What you will do
Pull every line from the records below and reproduce each one verbatim.

Dataset entries
↓

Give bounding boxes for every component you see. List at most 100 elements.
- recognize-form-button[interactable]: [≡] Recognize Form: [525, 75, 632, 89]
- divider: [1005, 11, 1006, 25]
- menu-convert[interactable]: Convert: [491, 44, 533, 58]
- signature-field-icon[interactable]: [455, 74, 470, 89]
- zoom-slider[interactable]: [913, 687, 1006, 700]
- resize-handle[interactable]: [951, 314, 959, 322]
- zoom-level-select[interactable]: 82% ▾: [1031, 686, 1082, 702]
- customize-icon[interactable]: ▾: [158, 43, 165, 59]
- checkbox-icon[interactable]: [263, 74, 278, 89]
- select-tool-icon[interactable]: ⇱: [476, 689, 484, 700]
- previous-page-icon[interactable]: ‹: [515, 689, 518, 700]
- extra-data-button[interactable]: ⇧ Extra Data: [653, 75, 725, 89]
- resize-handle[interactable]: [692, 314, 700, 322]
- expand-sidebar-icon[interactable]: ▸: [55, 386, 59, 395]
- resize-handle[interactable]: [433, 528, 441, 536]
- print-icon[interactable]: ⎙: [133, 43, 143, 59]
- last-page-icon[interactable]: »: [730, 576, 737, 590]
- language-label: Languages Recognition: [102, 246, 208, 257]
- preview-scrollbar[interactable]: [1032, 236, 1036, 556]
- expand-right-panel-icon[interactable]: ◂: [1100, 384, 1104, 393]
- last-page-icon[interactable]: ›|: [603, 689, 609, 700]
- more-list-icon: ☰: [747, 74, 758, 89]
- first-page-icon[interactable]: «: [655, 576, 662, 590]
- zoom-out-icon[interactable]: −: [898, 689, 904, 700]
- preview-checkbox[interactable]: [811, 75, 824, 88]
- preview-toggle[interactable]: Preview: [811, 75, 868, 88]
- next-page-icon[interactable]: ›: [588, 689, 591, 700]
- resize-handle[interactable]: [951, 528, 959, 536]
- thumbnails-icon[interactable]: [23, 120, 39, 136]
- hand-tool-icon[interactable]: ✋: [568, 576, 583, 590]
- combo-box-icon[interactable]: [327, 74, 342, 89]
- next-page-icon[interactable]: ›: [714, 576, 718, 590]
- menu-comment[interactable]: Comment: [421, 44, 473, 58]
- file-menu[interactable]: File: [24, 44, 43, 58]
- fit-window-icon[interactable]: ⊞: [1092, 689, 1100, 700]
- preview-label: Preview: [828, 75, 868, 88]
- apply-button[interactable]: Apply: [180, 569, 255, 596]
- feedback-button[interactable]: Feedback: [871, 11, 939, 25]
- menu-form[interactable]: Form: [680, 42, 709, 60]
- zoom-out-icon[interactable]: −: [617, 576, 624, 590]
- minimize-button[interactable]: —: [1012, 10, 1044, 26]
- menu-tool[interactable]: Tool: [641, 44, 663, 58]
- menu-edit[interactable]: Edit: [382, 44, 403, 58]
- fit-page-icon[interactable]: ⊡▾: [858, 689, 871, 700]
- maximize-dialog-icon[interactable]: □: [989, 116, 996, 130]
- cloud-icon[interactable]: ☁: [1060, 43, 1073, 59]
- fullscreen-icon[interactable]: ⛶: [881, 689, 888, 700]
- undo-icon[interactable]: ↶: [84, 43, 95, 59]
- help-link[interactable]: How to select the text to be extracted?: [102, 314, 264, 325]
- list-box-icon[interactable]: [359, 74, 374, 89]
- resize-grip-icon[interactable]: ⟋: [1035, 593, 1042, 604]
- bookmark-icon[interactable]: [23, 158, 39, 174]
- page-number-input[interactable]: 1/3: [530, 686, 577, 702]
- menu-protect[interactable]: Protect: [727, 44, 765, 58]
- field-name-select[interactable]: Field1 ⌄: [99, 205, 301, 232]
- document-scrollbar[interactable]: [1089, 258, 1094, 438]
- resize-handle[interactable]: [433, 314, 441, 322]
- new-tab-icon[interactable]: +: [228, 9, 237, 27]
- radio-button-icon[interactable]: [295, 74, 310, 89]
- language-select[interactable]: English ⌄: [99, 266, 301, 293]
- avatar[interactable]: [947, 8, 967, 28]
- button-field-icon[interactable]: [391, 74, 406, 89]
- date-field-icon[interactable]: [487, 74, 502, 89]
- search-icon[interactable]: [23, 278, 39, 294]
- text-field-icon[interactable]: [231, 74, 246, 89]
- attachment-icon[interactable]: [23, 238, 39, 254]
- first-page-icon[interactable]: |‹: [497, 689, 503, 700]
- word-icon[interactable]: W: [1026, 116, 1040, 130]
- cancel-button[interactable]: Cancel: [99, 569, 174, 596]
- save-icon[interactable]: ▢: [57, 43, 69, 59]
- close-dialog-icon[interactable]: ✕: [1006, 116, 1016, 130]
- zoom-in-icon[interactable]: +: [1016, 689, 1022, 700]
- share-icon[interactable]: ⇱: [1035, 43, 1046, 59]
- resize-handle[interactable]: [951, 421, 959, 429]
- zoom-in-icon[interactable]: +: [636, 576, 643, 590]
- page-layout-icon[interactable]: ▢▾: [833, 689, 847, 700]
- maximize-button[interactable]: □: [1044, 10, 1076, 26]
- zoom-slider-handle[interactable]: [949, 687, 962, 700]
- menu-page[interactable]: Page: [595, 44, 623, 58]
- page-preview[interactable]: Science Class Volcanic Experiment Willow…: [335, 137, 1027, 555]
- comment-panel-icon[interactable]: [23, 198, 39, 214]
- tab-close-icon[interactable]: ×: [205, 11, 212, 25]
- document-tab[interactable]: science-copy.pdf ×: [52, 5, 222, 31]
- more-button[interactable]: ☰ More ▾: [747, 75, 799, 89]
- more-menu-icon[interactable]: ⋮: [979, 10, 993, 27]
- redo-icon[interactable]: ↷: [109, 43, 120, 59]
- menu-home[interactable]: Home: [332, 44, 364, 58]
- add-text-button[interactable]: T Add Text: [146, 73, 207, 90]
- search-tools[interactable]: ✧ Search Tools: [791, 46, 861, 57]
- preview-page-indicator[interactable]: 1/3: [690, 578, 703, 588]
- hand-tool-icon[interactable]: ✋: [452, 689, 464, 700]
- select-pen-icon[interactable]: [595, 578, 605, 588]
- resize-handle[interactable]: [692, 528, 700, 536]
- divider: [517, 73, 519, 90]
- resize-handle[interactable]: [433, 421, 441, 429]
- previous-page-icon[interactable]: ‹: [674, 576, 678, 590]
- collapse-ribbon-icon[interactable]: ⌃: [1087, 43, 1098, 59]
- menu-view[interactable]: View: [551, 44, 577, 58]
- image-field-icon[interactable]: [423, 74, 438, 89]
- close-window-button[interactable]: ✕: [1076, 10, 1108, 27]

↑

Task answer
Give bounding boxes for every component you see. List at most 100 elements.
- recognize-form-button[interactable]: [≡] Recognize Form: [525, 75, 632, 89]
- divider: [1005, 11, 1006, 25]
- menu-convert[interactable]: Convert: [491, 44, 533, 58]
- signature-field-icon[interactable]: [455, 74, 470, 89]
- zoom-slider[interactable]: [913, 687, 1006, 700]
- resize-handle[interactable]: [951, 314, 959, 322]
- zoom-level-select[interactable]: 82% ▾: [1031, 686, 1082, 702]
- customize-icon[interactable]: ▾: [158, 43, 165, 59]
- checkbox-icon[interactable]: [263, 74, 278, 89]
- select-tool-icon[interactable]: ⇱: [476, 689, 484, 700]
- previous-page-icon[interactable]: ‹: [515, 689, 518, 700]
- extra-data-button[interactable]: ⇧ Extra Data: [653, 75, 725, 89]
- resize-handle[interactable]: [692, 314, 700, 322]
- expand-sidebar-icon[interactable]: ▸: [55, 386, 59, 395]
- resize-handle[interactable]: [433, 528, 441, 536]
- print-icon[interactable]: ⎙: [133, 43, 143, 59]
- last-page-icon[interactable]: »: [730, 576, 737, 590]
- language-label: Languages Recognition: [102, 246, 208, 257]
- preview-scrollbar[interactable]: [1032, 236, 1036, 556]
- expand-right-panel-icon[interactable]: ◂: [1100, 384, 1104, 393]
- last-page-icon[interactable]: ›|: [603, 689, 609, 700]
- more-list-icon: ☰: [747, 74, 758, 89]
- first-page-icon[interactable]: «: [655, 576, 662, 590]
- zoom-out-icon[interactable]: −: [898, 689, 904, 700]
- preview-checkbox[interactable]: [811, 75, 824, 88]
- preview-toggle[interactable]: Preview: [811, 75, 868, 88]
- next-page-icon[interactable]: ›: [588, 689, 591, 700]
- resize-handle[interactable]: [951, 528, 959, 536]
- thumbnails-icon[interactable]: [23, 120, 39, 136]
- hand-tool-icon[interactable]: ✋: [568, 576, 583, 590]
- combo-box-icon[interactable]: [327, 74, 342, 89]
- next-page-icon[interactable]: ›: [714, 576, 718, 590]
- menu-comment[interactable]: Comment: [421, 44, 473, 58]
- file-menu[interactable]: File: [24, 44, 43, 58]
- fit-window-icon[interactable]: ⊞: [1092, 689, 1100, 700]
- preview-label: Preview: [828, 75, 868, 88]
- apply-button[interactable]: Apply: [180, 569, 255, 596]
- feedback-button[interactable]: Feedback: [871, 11, 939, 25]
- menu-form[interactable]: Form: [680, 42, 709, 60]
- zoom-out-icon[interactable]: −: [617, 576, 624, 590]
- minimize-button[interactable]: —: [1012, 10, 1044, 26]
- menu-tool[interactable]: Tool: [641, 44, 663, 58]
- menu-edit[interactable]: Edit: [382, 44, 403, 58]
- fit-page-icon[interactable]: ⊡▾: [858, 689, 871, 700]
- maximize-dialog-icon[interactable]: □: [989, 116, 996, 130]
- cloud-icon[interactable]: ☁: [1060, 43, 1073, 59]
- fullscreen-icon[interactable]: ⛶: [881, 689, 888, 700]
- undo-icon[interactable]: ↶: [84, 43, 95, 59]
- help-link[interactable]: How to select the text to be extracted?: [102, 314, 264, 325]
- list-box-icon[interactable]: [359, 74, 374, 89]
- resize-grip-icon[interactable]: ⟋: [1035, 593, 1042, 604]
- bookmark-icon[interactable]: [23, 158, 39, 174]
- page-number-input[interactable]: 1/3: [530, 686, 577, 702]
- menu-protect[interactable]: Protect: [727, 44, 765, 58]
- field-name-select[interactable]: Field1 ⌄: [99, 205, 301, 232]
- document-scrollbar[interactable]: [1089, 258, 1094, 438]
- resize-handle[interactable]: [433, 314, 441, 322]
- new-tab-icon[interactable]: +: [228, 9, 237, 27]
- radio-button-icon[interactable]: [295, 74, 310, 89]
- language-select[interactable]: English ⌄: [99, 266, 301, 293]
- avatar[interactable]: [947, 8, 967, 28]
- button-field-icon[interactable]: [391, 74, 406, 89]
- date-field-icon[interactable]: [487, 74, 502, 89]
- search-icon[interactable]: [23, 278, 39, 294]
- text-field-icon[interactable]: [231, 74, 246, 89]
- attachment-icon[interactable]: [23, 238, 39, 254]
- first-page-icon[interactable]: |‹: [497, 689, 503, 700]
- word-icon[interactable]: W: [1026, 116, 1040, 130]
- cancel-button[interactable]: Cancel: [99, 569, 174, 596]
- save-icon[interactable]: ▢: [57, 43, 69, 59]
- close-dialog-icon[interactable]: ✕: [1006, 116, 1016, 130]
- zoom-in-icon[interactable]: +: [1016, 689, 1022, 700]
- share-icon[interactable]: ⇱: [1035, 43, 1046, 59]
- resize-handle[interactable]: [951, 421, 959, 429]
- zoom-in-icon[interactable]: +: [636, 576, 643, 590]
- page-layout-icon[interactable]: ▢▾: [833, 689, 847, 700]
- maximize-button[interactable]: □: [1044, 10, 1076, 26]
- zoom-slider-handle[interactable]: [949, 687, 962, 700]
- menu-page[interactable]: Page: [595, 44, 623, 58]
- page-preview[interactable]: Science Class Volcanic Experiment Willow…: [335, 137, 1027, 555]
- comment-panel-icon[interactable]: [23, 198, 39, 214]
- tab-close-icon[interactable]: ×: [205, 11, 212, 25]
- document-tab[interactable]: science-copy.pdf ×: [52, 5, 222, 31]
- more-button[interactable]: ☰ More ▾: [747, 75, 799, 89]
- more-menu-icon[interactable]: ⋮: [979, 10, 993, 27]
- redo-icon[interactable]: ↷: [109, 43, 120, 59]
- menu-home[interactable]: Home: [332, 44, 364, 58]
- add-text-button[interactable]: T Add Text: [146, 73, 207, 90]
- search-tools[interactable]: ✧ Search Tools: [791, 46, 861, 57]
- preview-page-indicator[interactable]: 1/3: [690, 578, 703, 588]
- hand-tool-icon[interactable]: ✋: [452, 689, 464, 700]
- select-pen-icon[interactable]: [595, 578, 605, 588]
- resize-handle[interactable]: [692, 528, 700, 536]
- divider: [517, 73, 519, 90]
- resize-handle[interactable]: [433, 421, 441, 429]
- previous-page-icon[interactable]: ‹: [674, 576, 678, 590]
- collapse-ribbon-icon[interactable]: ⌃: [1087, 43, 1098, 59]
- menu-view[interactable]: View: [551, 44, 577, 58]
- image-field-icon[interactable]: [423, 74, 438, 89]
- close-window-button[interactable]: ✕: [1076, 10, 1108, 27]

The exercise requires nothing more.